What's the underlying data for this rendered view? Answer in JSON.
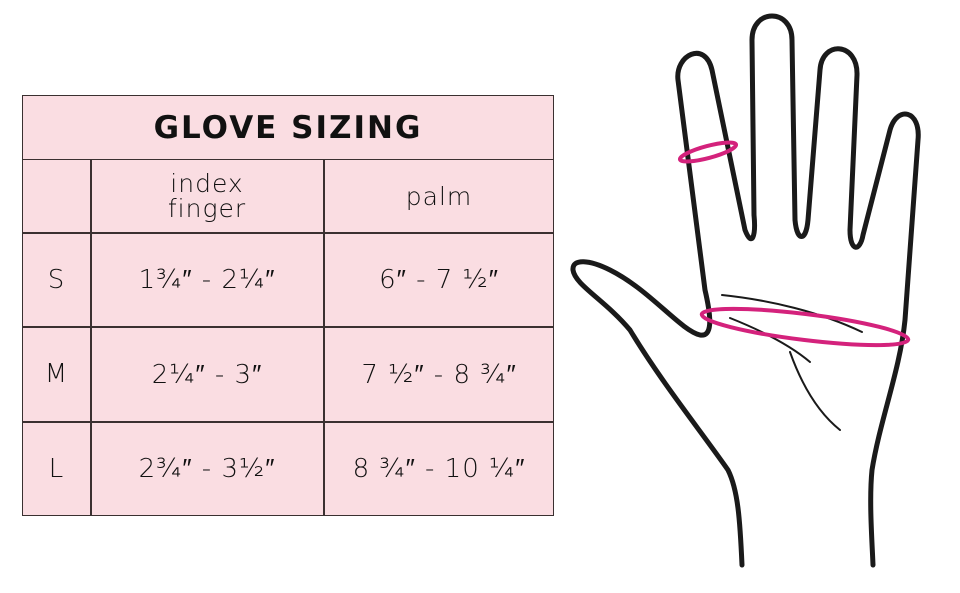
{
  "title": "GLOVE SIZING",
  "headers": [
    "",
    "index\nfinger",
    "palm"
  ],
  "header_index_line1": "index",
  "header_index_line2": "finger",
  "header_palm": "palm",
  "rows": [
    {
      "size": "S",
      "index_finger": "1¾″ - 2¼″",
      "palm": "6″ - 7 ½″"
    },
    {
      "size": "M",
      "index_finger": "2¼″ - 3″",
      "palm": "7 ½″ - 8 ¾″"
    },
    {
      "size": "L",
      "index_finger": "2¾″ - 3½″",
      "palm": "8 ¾″ - 10 ¼″"
    }
  ],
  "colors": {
    "table_bg": "#fadde2",
    "measure_band": "#d4227c",
    "outline": "#1a1a1a"
  },
  "illustration": "hand-outline-with-index-finger-and-palm-measure-bands"
}
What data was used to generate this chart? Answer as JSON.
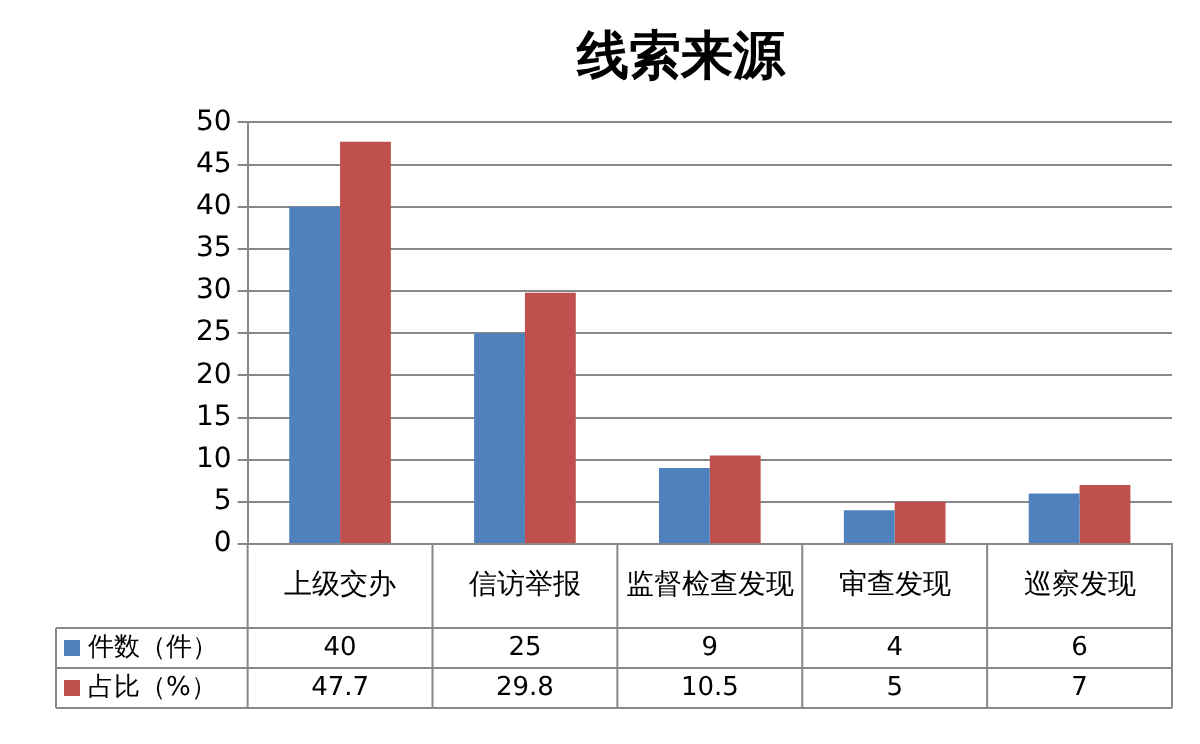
{
  "chart_data": {
    "type": "bar",
    "title": "线索来源",
    "categories": [
      "上级交办",
      "信访举报",
      "监督检查发现",
      "审查发现",
      "巡察发现"
    ],
    "series": [
      {
        "name": "件数（件）",
        "color": "#4f81bd",
        "values": [
          40,
          25,
          9,
          4,
          6
        ]
      },
      {
        "name": "占比（%）",
        "color": "#c0504d",
        "values": [
          47.7,
          29.8,
          10.5,
          5,
          7
        ]
      }
    ],
    "ylim": [
      0,
      50
    ],
    "yticks": [
      0,
      5,
      10,
      15,
      20,
      25,
      30,
      35,
      40,
      45,
      50
    ],
    "grid": "y",
    "legend": "bottom",
    "data_labels": true
  }
}
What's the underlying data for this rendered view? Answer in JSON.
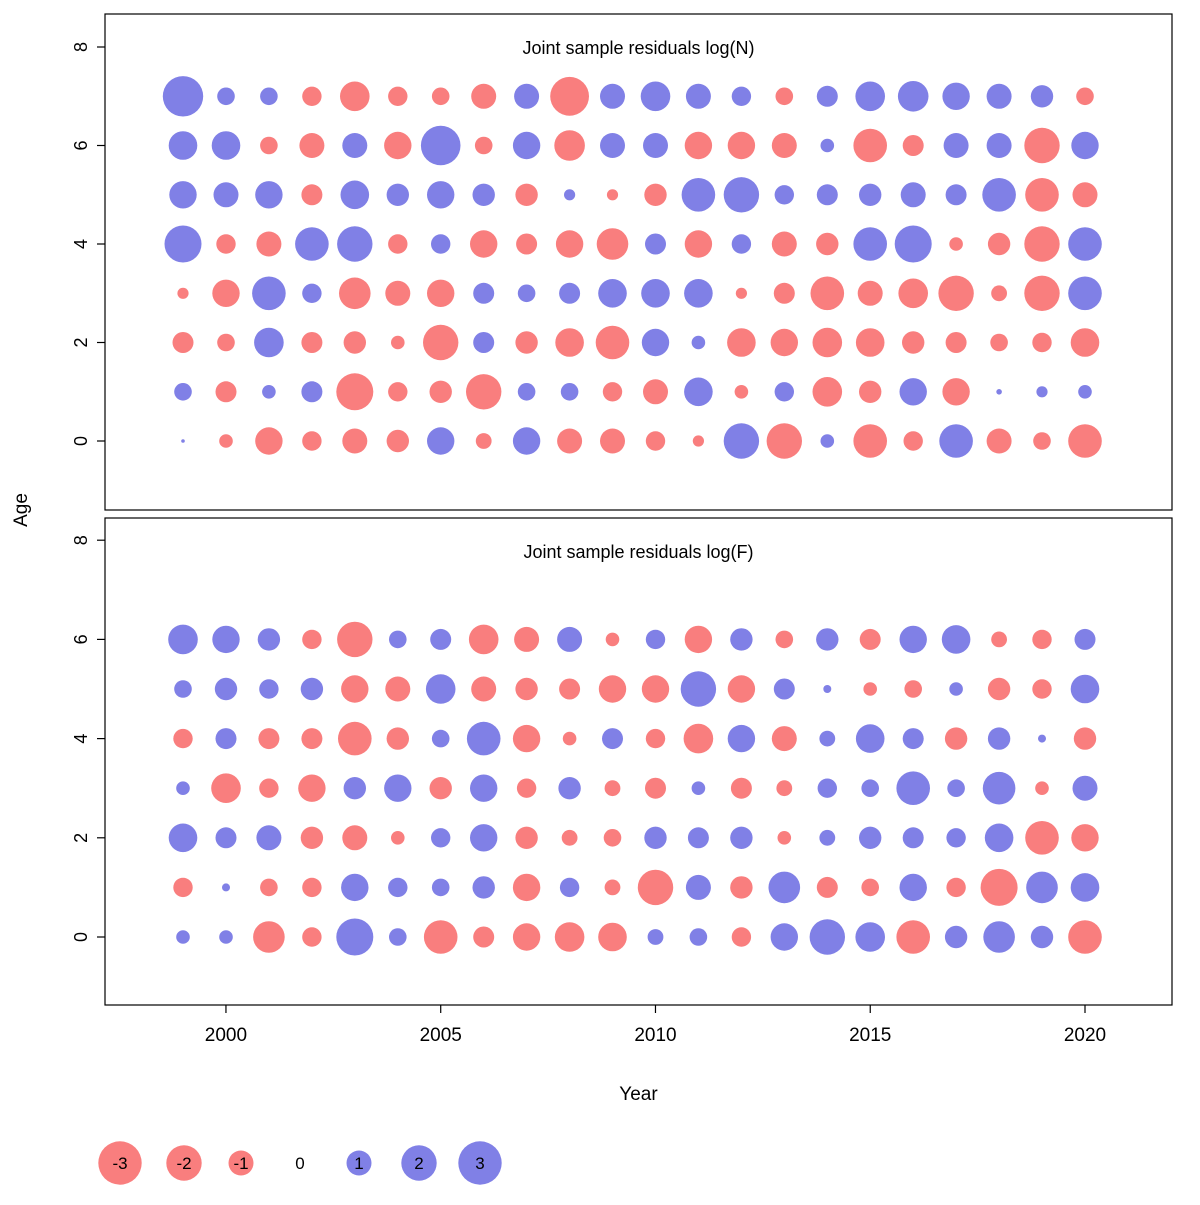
{
  "figure": {
    "xlabel": "Year",
    "ylabel": "Age",
    "colors": {
      "negative": "#f97e7e",
      "positive": "#8080e6",
      "panel_title": "#787878",
      "axis": "#000000",
      "background": "#ffffff"
    },
    "legend": {
      "values": [
        -3,
        -2,
        -1,
        0,
        1,
        2,
        3
      ]
    }
  },
  "chart_data": [
    {
      "type": "bubble",
      "title": "Joint sample residuals log(N)",
      "xlabel": "Year",
      "ylabel": "Age",
      "x": [
        1999,
        2000,
        2001,
        2002,
        2003,
        2004,
        2005,
        2006,
        2007,
        2008,
        2009,
        2010,
        2011,
        2012,
        2013,
        2014,
        2015,
        2016,
        2017,
        2018,
        2019,
        2020
      ],
      "xticks": [
        2000,
        2005,
        2010,
        2015,
        2020
      ],
      "yticks": [
        0,
        2,
        4,
        6,
        8
      ],
      "ylim": [
        -1.5,
        8.5
      ],
      "size_encoding": "radius proportional to sqrt(abs(residual))",
      "color_encoding": "red = negative residual, blue = positive residual",
      "series": [
        {
          "age": 7,
          "values": [
            2.6,
            0.5,
            0.5,
            -0.6,
            -1.4,
            -0.6,
            -0.5,
            -1.0,
            1.0,
            -2.4,
            1.0,
            1.4,
            1.0,
            0.6,
            -0.5,
            0.7,
            1.4,
            1.5,
            1.2,
            1.0,
            0.8,
            -0.5
          ]
        },
        {
          "age": 6,
          "values": [
            1.3,
            1.3,
            -0.5,
            -1.0,
            1.0,
            -1.2,
            2.5,
            -0.5,
            1.2,
            -1.5,
            1.0,
            1.0,
            -1.2,
            -1.2,
            -1.0,
            0.3,
            -1.8,
            -0.7,
            1.0,
            1.0,
            -2.0,
            1.2
          ]
        },
        {
          "age": 5,
          "values": [
            1.2,
            1.0,
            1.2,
            -0.7,
            1.3,
            0.8,
            1.2,
            0.8,
            -0.8,
            0.2,
            -0.2,
            -0.8,
            1.8,
            2.0,
            0.6,
            0.7,
            0.8,
            1.0,
            0.7,
            1.8,
            -1.8,
            -1.0
          ]
        },
        {
          "age": 4,
          "values": [
            2.2,
            -0.6,
            -1.0,
            1.8,
            2.0,
            -0.6,
            0.6,
            -1.2,
            -0.7,
            -1.2,
            -1.6,
            0.7,
            -1.2,
            0.6,
            -1.0,
            -0.8,
            1.8,
            2.2,
            -0.3,
            -0.8,
            -2.0,
            1.8
          ]
        },
        {
          "age": 3,
          "values": [
            -0.2,
            -1.2,
            1.8,
            0.6,
            -1.6,
            -1.0,
            -1.2,
            0.7,
            0.5,
            0.7,
            1.3,
            1.3,
            1.3,
            -0.2,
            -0.7,
            -1.8,
            -1.0,
            -1.4,
            -2.0,
            -0.4,
            -2.0,
            1.8
          ]
        },
        {
          "age": 2,
          "values": [
            -0.7,
            -0.5,
            1.4,
            -0.7,
            -0.8,
            -0.3,
            -2.0,
            0.7,
            -0.8,
            -1.3,
            -1.8,
            1.2,
            0.3,
            -1.3,
            -1.2,
            -1.4,
            -1.3,
            -0.8,
            -0.7,
            -0.5,
            -0.6,
            -1.3
          ]
        },
        {
          "age": 1,
          "values": [
            0.5,
            -0.7,
            0.3,
            0.7,
            -2.2,
            -0.6,
            -0.8,
            -2.0,
            0.5,
            0.5,
            -0.6,
            -1.0,
            1.3,
            -0.3,
            0.6,
            -1.4,
            -0.8,
            1.2,
            -1.2,
            0.05,
            0.2,
            0.3
          ]
        },
        {
          "age": 0,
          "values": [
            0.02,
            -0.3,
            -1.2,
            -0.6,
            -1.0,
            -0.8,
            1.2,
            -0.4,
            1.2,
            -1.0,
            -1.0,
            -0.6,
            -0.2,
            2.0,
            -2.0,
            0.3,
            -1.8,
            -0.6,
            1.8,
            -1.0,
            -0.5,
            -1.8
          ]
        }
      ]
    },
    {
      "type": "bubble",
      "title": "Joint sample residuals log(F)",
      "xlabel": "Year",
      "ylabel": "Age",
      "x": [
        1999,
        2000,
        2001,
        2002,
        2003,
        2004,
        2005,
        2006,
        2007,
        2008,
        2009,
        2010,
        2011,
        2012,
        2013,
        2014,
        2015,
        2016,
        2017,
        2018,
        2019,
        2020
      ],
      "xticks": [
        2000,
        2005,
        2010,
        2015,
        2020
      ],
      "yticks": [
        0,
        2,
        4,
        6,
        8
      ],
      "ylim": [
        -1.5,
        8.5
      ],
      "size_encoding": "radius proportional to sqrt(abs(residual))",
      "color_encoding": "red = negative residual, blue = positive residual",
      "series": [
        {
          "age": 6,
          "values": [
            1.4,
            1.2,
            0.8,
            -0.6,
            -2.0,
            0.5,
            0.7,
            -1.4,
            -1.0,
            1.0,
            -0.3,
            0.6,
            -1.2,
            0.8,
            -0.5,
            0.8,
            -0.7,
            1.2,
            1.3,
            -0.4,
            -0.6,
            0.7
          ]
        },
        {
          "age": 5,
          "values": [
            0.5,
            0.8,
            0.6,
            0.8,
            -1.2,
            -1.0,
            1.4,
            -1.0,
            -0.8,
            -0.7,
            -1.2,
            -1.2,
            2.0,
            -1.2,
            0.7,
            0.1,
            -0.3,
            -0.5,
            0.3,
            -0.8,
            -0.6,
            1.3
          ]
        },
        {
          "age": 4,
          "values": [
            -0.6,
            0.7,
            -0.7,
            -0.7,
            -1.8,
            -0.8,
            0.5,
            1.8,
            -1.2,
            -0.3,
            0.7,
            -0.6,
            -1.4,
            1.2,
            -1.0,
            0.4,
            1.3,
            0.7,
            -0.8,
            0.8,
            0.1,
            -0.8
          ]
        },
        {
          "age": 3,
          "values": [
            0.3,
            -1.4,
            -0.6,
            -1.2,
            0.8,
            1.2,
            -0.8,
            1.2,
            -0.6,
            0.8,
            -0.4,
            -0.7,
            0.3,
            -0.7,
            -0.4,
            0.6,
            0.5,
            1.8,
            0.5,
            1.7,
            -0.3,
            1.0
          ]
        },
        {
          "age": 2,
          "values": [
            1.3,
            0.7,
            1.0,
            -0.8,
            -1.0,
            -0.3,
            0.6,
            1.2,
            -0.8,
            -0.4,
            -0.5,
            0.8,
            0.7,
            0.8,
            -0.3,
            0.4,
            0.8,
            0.7,
            0.6,
            1.3,
            -1.8,
            -1.2
          ]
        },
        {
          "age": 1,
          "values": [
            -0.6,
            0.1,
            -0.5,
            -0.6,
            1.2,
            0.6,
            0.5,
            0.8,
            -1.2,
            0.6,
            -0.4,
            -2.0,
            1.0,
            -0.8,
            1.6,
            -0.7,
            -0.5,
            1.2,
            -0.6,
            -2.2,
            1.6,
            1.3
          ]
        },
        {
          "age": 0,
          "values": [
            0.3,
            0.3,
            -1.6,
            -0.6,
            2.2,
            0.5,
            -1.8,
            -0.7,
            -1.2,
            -1.4,
            -1.3,
            0.4,
            0.5,
            -0.6,
            1.2,
            2.0,
            1.4,
            -1.8,
            0.8,
            1.6,
            0.8,
            -1.8
          ]
        }
      ]
    }
  ]
}
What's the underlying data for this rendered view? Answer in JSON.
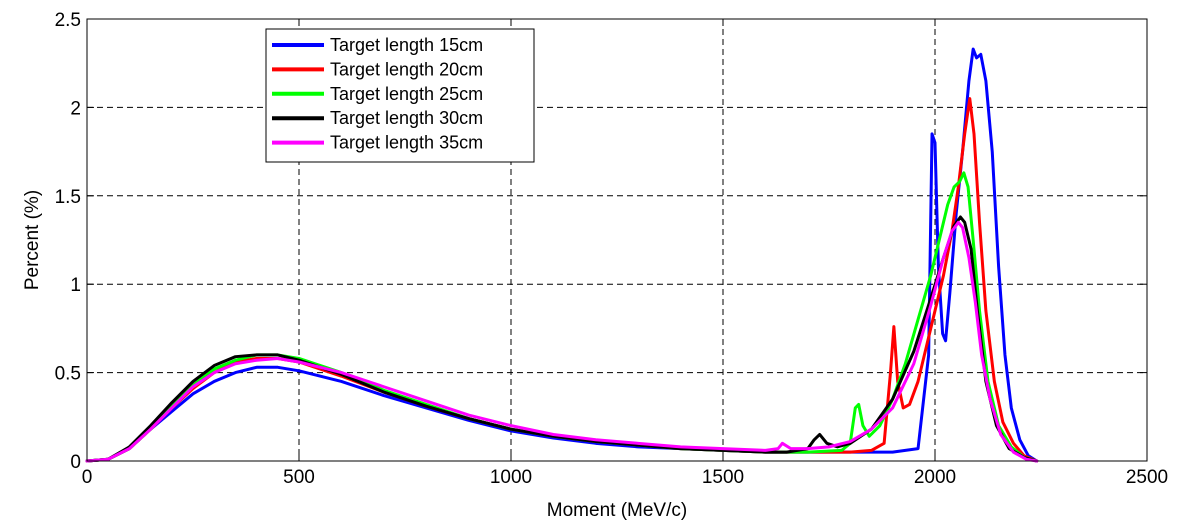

Set problem: Write down every line of the data above that includes the string "sample".

Finished exercise:
      "title": "Joint sample residuals log(N)",
      "title": "Joint sample residuals log(F)",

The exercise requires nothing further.